(Listed entries)
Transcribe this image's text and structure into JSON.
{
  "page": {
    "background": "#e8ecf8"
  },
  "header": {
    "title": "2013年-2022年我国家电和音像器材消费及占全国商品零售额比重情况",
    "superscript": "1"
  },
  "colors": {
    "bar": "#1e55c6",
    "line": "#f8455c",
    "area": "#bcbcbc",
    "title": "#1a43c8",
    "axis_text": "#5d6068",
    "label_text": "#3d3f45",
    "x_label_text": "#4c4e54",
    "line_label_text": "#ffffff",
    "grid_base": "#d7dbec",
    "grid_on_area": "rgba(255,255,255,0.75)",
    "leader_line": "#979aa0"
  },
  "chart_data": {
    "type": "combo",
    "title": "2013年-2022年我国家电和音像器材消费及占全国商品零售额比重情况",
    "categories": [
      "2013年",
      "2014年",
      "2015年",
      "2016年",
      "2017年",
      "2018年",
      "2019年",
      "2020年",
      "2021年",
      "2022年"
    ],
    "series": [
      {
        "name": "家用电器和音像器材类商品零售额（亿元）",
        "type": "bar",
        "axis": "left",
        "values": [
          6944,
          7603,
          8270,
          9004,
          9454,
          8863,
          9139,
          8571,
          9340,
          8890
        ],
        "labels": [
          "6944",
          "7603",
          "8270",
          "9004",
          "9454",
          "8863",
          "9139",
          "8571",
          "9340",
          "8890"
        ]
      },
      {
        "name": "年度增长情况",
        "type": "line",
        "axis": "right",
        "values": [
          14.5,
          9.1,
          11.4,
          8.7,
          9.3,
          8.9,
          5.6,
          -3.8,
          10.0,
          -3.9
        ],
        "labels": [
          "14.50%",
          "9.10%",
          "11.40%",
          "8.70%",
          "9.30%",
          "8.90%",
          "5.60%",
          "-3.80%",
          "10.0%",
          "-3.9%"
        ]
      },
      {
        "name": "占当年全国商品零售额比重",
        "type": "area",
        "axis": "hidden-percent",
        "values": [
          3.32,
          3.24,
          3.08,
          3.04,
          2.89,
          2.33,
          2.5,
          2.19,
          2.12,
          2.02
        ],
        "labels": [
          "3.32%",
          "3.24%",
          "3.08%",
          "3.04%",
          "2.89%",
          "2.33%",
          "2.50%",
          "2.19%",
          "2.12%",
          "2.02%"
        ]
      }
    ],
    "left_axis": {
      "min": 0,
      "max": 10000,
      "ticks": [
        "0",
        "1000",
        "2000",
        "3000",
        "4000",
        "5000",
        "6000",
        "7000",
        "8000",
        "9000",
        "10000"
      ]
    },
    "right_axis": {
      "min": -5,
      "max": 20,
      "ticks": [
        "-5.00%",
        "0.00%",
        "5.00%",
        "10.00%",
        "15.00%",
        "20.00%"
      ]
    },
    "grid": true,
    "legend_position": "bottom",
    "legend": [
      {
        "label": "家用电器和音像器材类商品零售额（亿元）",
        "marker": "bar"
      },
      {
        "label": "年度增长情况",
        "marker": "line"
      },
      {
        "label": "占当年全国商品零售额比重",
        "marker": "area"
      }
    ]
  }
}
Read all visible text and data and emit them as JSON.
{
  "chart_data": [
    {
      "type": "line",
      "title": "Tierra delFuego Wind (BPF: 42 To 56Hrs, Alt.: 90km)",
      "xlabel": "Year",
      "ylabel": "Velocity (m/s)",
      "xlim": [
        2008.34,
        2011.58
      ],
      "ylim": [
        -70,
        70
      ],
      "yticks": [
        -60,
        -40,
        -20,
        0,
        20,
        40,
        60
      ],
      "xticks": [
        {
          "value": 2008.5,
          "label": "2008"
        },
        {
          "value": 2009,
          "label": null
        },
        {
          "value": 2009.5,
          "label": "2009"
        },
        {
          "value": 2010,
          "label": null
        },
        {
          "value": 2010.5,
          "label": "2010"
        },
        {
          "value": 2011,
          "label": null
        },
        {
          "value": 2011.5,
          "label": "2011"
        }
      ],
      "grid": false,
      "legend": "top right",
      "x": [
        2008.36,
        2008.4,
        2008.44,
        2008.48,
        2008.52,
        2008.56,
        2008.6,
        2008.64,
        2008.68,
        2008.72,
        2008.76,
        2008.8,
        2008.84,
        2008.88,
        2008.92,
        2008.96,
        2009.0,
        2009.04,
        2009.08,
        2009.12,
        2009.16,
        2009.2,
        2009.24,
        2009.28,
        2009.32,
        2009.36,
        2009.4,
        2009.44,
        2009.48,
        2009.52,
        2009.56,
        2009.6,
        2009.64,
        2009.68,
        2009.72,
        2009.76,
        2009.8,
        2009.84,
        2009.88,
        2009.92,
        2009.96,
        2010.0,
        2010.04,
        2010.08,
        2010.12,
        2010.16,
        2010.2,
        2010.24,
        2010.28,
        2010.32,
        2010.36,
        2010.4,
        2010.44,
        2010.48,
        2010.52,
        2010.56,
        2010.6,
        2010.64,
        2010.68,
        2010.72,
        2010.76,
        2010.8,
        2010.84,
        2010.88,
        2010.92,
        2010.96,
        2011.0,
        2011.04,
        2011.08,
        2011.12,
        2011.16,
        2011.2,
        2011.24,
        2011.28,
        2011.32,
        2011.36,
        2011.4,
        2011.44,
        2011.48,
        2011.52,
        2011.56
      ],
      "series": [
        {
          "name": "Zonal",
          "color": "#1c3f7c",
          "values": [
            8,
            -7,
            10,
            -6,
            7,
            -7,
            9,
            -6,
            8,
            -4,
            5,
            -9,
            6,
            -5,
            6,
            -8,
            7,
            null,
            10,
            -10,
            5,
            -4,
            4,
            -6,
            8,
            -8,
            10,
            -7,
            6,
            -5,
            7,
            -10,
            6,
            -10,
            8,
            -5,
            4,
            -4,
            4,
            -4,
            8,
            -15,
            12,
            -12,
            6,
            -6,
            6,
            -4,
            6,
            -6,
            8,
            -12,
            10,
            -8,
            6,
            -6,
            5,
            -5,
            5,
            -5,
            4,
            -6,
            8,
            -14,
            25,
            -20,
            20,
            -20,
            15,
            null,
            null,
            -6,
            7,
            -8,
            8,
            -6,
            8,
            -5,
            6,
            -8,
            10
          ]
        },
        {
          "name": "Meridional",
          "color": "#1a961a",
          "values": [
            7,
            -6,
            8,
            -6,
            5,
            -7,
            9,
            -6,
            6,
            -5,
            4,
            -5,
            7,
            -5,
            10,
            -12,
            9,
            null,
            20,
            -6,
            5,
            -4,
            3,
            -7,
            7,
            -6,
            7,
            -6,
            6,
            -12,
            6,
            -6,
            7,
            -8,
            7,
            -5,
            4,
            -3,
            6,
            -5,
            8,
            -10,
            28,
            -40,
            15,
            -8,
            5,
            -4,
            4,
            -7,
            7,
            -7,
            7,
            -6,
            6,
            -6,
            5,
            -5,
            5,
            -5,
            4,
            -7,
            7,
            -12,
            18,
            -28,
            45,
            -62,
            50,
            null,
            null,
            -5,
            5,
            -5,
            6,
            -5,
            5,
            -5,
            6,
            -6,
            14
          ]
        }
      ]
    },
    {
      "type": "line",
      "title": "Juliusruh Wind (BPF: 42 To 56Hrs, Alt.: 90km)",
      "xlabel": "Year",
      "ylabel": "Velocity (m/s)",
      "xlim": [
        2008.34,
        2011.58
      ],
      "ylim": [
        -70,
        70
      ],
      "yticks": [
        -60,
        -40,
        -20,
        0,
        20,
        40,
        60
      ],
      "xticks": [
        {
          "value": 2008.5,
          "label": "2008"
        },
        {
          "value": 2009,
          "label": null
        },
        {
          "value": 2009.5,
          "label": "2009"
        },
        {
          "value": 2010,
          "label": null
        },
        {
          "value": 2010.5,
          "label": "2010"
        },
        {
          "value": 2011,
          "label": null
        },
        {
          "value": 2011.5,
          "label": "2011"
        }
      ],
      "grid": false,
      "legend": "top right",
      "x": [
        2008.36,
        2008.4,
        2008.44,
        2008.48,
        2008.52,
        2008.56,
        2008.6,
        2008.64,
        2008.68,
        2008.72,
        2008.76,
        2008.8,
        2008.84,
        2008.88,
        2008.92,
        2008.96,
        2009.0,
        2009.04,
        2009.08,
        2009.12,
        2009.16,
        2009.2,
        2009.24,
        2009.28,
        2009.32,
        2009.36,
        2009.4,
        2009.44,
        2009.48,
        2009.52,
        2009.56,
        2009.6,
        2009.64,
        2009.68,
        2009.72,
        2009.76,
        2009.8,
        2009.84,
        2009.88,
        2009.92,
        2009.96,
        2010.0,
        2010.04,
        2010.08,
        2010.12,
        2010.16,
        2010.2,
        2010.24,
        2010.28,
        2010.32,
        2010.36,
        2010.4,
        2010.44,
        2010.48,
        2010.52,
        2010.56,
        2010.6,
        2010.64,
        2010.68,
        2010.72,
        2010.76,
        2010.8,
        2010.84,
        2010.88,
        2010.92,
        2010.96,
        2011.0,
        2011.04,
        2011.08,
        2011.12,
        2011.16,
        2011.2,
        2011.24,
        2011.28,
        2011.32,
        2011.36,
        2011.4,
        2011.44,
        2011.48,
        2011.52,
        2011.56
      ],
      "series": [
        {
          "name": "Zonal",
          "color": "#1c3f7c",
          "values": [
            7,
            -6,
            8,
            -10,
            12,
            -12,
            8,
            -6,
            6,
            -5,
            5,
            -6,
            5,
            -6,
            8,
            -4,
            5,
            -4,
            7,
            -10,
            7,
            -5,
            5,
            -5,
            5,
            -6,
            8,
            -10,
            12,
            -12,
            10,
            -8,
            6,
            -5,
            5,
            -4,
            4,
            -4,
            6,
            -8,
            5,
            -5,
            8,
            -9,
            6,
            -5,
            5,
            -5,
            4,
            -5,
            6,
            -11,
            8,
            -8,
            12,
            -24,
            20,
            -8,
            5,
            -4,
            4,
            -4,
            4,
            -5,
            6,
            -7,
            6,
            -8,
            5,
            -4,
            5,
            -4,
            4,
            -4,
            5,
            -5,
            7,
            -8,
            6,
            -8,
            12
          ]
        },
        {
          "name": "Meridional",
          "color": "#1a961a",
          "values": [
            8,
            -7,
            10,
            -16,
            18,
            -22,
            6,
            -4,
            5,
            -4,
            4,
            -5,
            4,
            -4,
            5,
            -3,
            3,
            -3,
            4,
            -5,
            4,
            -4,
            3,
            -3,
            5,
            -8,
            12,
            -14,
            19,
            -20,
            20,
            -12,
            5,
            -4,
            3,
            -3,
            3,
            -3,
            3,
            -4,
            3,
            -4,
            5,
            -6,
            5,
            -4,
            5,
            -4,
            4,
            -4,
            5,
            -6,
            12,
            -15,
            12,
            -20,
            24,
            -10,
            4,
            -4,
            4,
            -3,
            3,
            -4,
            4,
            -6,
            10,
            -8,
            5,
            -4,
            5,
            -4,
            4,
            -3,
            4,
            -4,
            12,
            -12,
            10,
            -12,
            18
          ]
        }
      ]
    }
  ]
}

(The request)
Search the material above for "JSON". Pull out each line where it shows up.

(Exercise output)
Transcribe this image's text and structure into JSON.
Read all visible text and data and emit them as JSON.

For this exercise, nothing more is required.